Written instruction -
Output the line that contains "Enumerate this screenshot's" and every line after it to the end of the entries, with nothing added or left out.

Dataset content -
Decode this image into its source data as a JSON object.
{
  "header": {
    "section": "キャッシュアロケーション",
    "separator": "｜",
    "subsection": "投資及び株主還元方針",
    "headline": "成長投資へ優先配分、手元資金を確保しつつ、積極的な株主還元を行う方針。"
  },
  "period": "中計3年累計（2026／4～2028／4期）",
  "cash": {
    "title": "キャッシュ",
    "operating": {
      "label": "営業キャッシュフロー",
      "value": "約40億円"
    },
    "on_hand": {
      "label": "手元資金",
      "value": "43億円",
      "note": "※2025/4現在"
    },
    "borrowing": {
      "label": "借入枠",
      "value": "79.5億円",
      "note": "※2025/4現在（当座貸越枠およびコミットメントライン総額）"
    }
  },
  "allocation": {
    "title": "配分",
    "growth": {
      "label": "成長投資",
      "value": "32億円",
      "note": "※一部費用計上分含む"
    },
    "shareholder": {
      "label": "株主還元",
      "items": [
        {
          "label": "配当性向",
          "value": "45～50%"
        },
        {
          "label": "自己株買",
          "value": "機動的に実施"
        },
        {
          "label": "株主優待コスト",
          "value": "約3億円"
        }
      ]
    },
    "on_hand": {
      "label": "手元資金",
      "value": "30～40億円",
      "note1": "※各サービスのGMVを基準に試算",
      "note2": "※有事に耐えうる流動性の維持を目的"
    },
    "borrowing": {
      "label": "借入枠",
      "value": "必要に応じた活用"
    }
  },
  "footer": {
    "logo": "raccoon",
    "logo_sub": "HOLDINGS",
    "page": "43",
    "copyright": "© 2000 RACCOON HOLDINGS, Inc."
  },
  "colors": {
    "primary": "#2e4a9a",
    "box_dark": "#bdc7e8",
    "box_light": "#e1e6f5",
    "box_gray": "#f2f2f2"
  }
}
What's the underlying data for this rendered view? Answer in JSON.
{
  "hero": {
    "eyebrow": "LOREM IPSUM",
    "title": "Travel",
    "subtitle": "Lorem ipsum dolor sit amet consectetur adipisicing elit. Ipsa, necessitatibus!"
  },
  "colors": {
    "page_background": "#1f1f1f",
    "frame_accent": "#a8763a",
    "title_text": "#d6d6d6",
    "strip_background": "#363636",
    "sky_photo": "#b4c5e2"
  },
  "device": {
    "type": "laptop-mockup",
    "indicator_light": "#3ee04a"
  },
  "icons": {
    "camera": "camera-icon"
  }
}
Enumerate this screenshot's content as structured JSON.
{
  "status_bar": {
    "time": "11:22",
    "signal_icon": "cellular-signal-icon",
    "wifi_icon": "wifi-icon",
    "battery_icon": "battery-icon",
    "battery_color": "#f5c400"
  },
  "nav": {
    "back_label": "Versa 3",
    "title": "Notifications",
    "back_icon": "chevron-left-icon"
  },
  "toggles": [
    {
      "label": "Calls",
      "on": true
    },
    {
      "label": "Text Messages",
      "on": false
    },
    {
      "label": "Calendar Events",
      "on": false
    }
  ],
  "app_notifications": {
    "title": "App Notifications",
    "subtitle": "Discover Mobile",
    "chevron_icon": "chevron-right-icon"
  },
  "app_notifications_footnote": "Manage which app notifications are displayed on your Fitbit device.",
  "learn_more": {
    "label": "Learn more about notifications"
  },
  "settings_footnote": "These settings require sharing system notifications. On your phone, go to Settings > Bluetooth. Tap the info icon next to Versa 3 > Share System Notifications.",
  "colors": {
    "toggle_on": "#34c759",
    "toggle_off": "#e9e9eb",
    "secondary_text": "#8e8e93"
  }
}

Output of the task -
Enumerate this screenshot's content as structured JSON.
{
  "status_bar": {
    "time": "11:22",
    "signal_icon": "cellular-signal-icon",
    "wifi_icon": "wifi-icon",
    "battery_icon": "battery-icon",
    "battery_color": "#f5c400"
  },
  "nav": {
    "back_label": "Versa 3",
    "title": "Notifications",
    "back_icon": "chevron-left-icon"
  },
  "toggles": [
    {
      "label": "Calls",
      "on": true
    },
    {
      "label": "Text Messages",
      "on": false
    },
    {
      "label": "Calendar Events",
      "on": false
    }
  ],
  "app_notifications": {
    "title": "App Notifications",
    "subtitle": "Discover Mobile",
    "chevron_icon": "chevron-right-icon"
  },
  "app_notifications_footnote": "Manage which app notifications are displayed on your Fitbit device.",
  "learn_more": {
    "label": "Learn more about notifications"
  },
  "settings_footnote": "These settings require sharing system notifications. On your phone, go to Settings > Bluetooth. Tap the info icon next to Versa 3 > Share System Notifications.",
  "colors": {
    "toggle_on": "#34c759",
    "toggle_off": "#e9e9eb",
    "secondary_text": "#8e8e93"
  }
}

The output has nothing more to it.